GOAL OF THE EXERCISE: Lines containing the string "color" are to be counted; report the number and nothing more.

....................

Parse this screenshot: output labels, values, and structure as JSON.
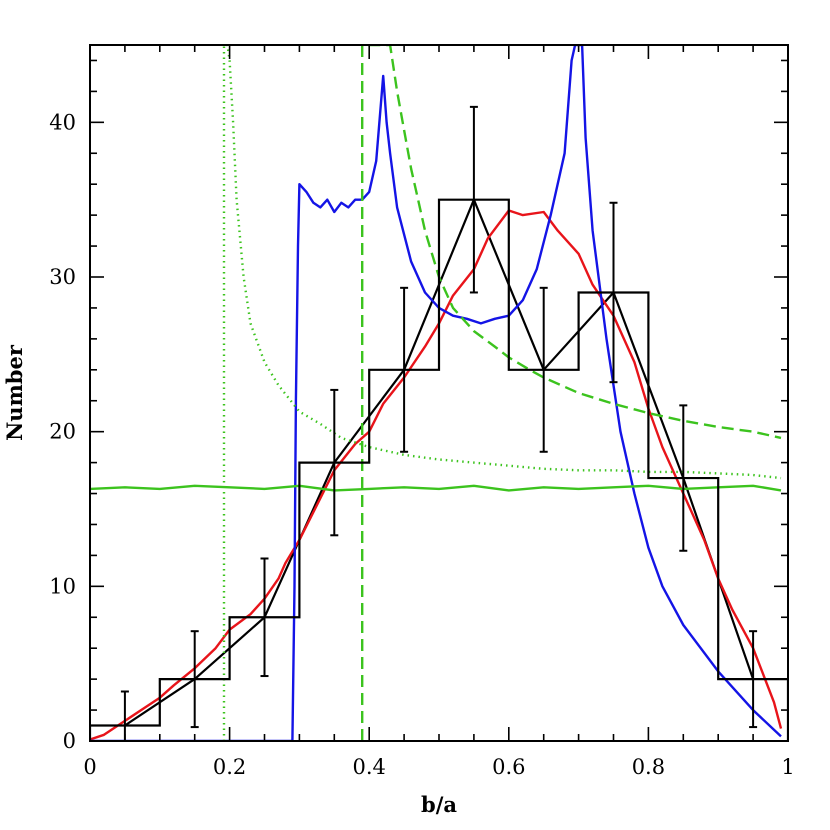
{
  "chart_data": {
    "type": "line",
    "title": "",
    "xlabel": "b/a",
    "ylabel": "Number",
    "xlim": [
      0,
      1
    ],
    "ylim": [
      0,
      45
    ],
    "x_ticks": [
      0,
      0.2,
      0.4,
      0.6,
      0.8,
      1
    ],
    "x_tick_labels": [
      "0",
      "0.2",
      "0.4",
      "0.6",
      "0.8",
      "1"
    ],
    "y_ticks": [
      0,
      10,
      20,
      30,
      40
    ],
    "y_tick_labels": [
      "0",
      "10",
      "20",
      "30",
      "40"
    ],
    "grid": false,
    "legend": "none",
    "histogram": {
      "color": "#000000",
      "bin_edges": [
        0,
        0.1,
        0.2,
        0.3,
        0.4,
        0.5,
        0.6,
        0.7,
        0.8,
        0.9,
        1.0
      ],
      "counts": [
        1,
        4,
        8,
        18,
        24,
        35,
        24,
        29,
        17,
        4
      ],
      "bin_centers": [
        0.05,
        0.15,
        0.25,
        0.35,
        0.45,
        0.55,
        0.65,
        0.75,
        0.85,
        0.95
      ],
      "errors": [
        2.2,
        3.1,
        3.8,
        4.7,
        5.3,
        6.0,
        5.3,
        5.8,
        4.7,
        3.1
      ]
    },
    "series": [
      {
        "color": "#000000",
        "style": "solid",
        "x": [
          0.05,
          0.15,
          0.25,
          0.35,
          0.45,
          0.55,
          0.65,
          0.75,
          0.85,
          0.95
        ],
        "y": [
          1,
          4,
          8,
          18,
          24,
          35,
          24,
          29,
          17,
          4
        ]
      },
      {
        "color": "#e8141a",
        "style": "solid",
        "x": [
          0,
          0.02,
          0.05,
          0.08,
          0.1,
          0.12,
          0.15,
          0.18,
          0.2,
          0.23,
          0.25,
          0.27,
          0.28,
          0.3,
          0.32,
          0.35,
          0.38,
          0.4,
          0.42,
          0.45,
          0.48,
          0.5,
          0.52,
          0.55,
          0.57,
          0.6,
          0.62,
          0.65,
          0.67,
          0.7,
          0.72,
          0.75,
          0.78,
          0.8,
          0.82,
          0.85,
          0.88,
          0.9,
          0.92,
          0.95,
          0.98,
          0.99
        ],
        "y": [
          0.1,
          0.4,
          1.3,
          2.2,
          2.8,
          3.6,
          4.7,
          6.0,
          7.2,
          8.2,
          9.2,
          10.5,
          11.5,
          13.0,
          14.8,
          17.5,
          19.2,
          20.0,
          21.8,
          23.5,
          25.5,
          27.0,
          28.8,
          30.5,
          32.5,
          34.3,
          34.0,
          34.2,
          33.0,
          31.5,
          29.5,
          27.5,
          24.5,
          21.5,
          19.0,
          16.0,
          13.0,
          10.5,
          8.5,
          6.0,
          2.5,
          0.8
        ]
      },
      {
        "color": "#1414e6",
        "style": "solid",
        "x": [
          0,
          0.29,
          0.293,
          0.295,
          0.298,
          0.3,
          0.31,
          0.32,
          0.33,
          0.34,
          0.35,
          0.36,
          0.37,
          0.38,
          0.39,
          0.4,
          0.41,
          0.42,
          0.425,
          0.43,
          0.44,
          0.46,
          0.48,
          0.5,
          0.52,
          0.54,
          0.56,
          0.58,
          0.6,
          0.62,
          0.64,
          0.66,
          0.68,
          0.69,
          0.695,
          0.7,
          0.705,
          0.71,
          0.72,
          0.74,
          0.76,
          0.78,
          0.8,
          0.82,
          0.85,
          0.9,
          0.95,
          0.99
        ],
        "y": [
          0,
          0,
          10,
          22,
          32,
          36,
          35.5,
          34.8,
          34.5,
          35,
          34.2,
          34.8,
          34.5,
          35,
          35,
          35.5,
          37.5,
          43,
          40,
          38,
          34.5,
          31,
          29,
          28,
          27.5,
          27.3,
          27,
          27.3,
          27.5,
          28.5,
          30.5,
          34,
          38,
          44,
          45,
          45,
          45,
          39,
          33,
          26,
          20,
          16,
          12.5,
          10,
          7.5,
          4.5,
          2,
          0.3
        ]
      },
      {
        "color": "#3cc31e",
        "style": "solid",
        "x": [
          0,
          0.05,
          0.1,
          0.15,
          0.2,
          0.25,
          0.3,
          0.35,
          0.4,
          0.45,
          0.5,
          0.55,
          0.6,
          0.65,
          0.7,
          0.75,
          0.8,
          0.85,
          0.9,
          0.95,
          0.99
        ],
        "y": [
          16.3,
          16.4,
          16.3,
          16.5,
          16.4,
          16.3,
          16.5,
          16.2,
          16.3,
          16.4,
          16.3,
          16.5,
          16.2,
          16.4,
          16.3,
          16.4,
          16.5,
          16.3,
          16.4,
          16.5,
          16.2
        ]
      },
      {
        "color": "#3cc31e",
        "style": "dotted",
        "x": [
          0.192,
          0.192,
          0.194,
          0.197,
          0.2,
          0.205,
          0.21,
          0.22,
          0.23,
          0.25,
          0.27,
          0.3,
          0.33,
          0.36,
          0.4,
          0.45,
          0.5,
          0.55,
          0.6,
          0.65,
          0.7,
          0.75,
          0.8,
          0.85,
          0.9,
          0.95,
          0.99
        ],
        "y": [
          0,
          45,
          45,
          45,
          44,
          40,
          35,
          30,
          27,
          24.5,
          23,
          21.3,
          20.5,
          19.6,
          19.0,
          18.5,
          18.2,
          18.0,
          17.8,
          17.6,
          17.5,
          17.5,
          17.4,
          17.4,
          17.3,
          17.2,
          17.0
        ]
      },
      {
        "color": "#3cc31e",
        "style": "dashed",
        "x": [
          0.39,
          0.39,
          0.43,
          0.44,
          0.45,
          0.46,
          0.47,
          0.48,
          0.5,
          0.52,
          0.55,
          0.58,
          0.6,
          0.63,
          0.65,
          0.7,
          0.75,
          0.8,
          0.85,
          0.9,
          0.95,
          0.99
        ],
        "y": [
          0,
          45,
          45,
          42,
          39.5,
          37,
          35,
          33,
          30,
          28,
          26.5,
          25.5,
          24.8,
          24,
          23.5,
          22.5,
          21.8,
          21.2,
          20.7,
          20.3,
          20.0,
          19.6
        ]
      }
    ]
  }
}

....................

RESULT OF THE TASK: 7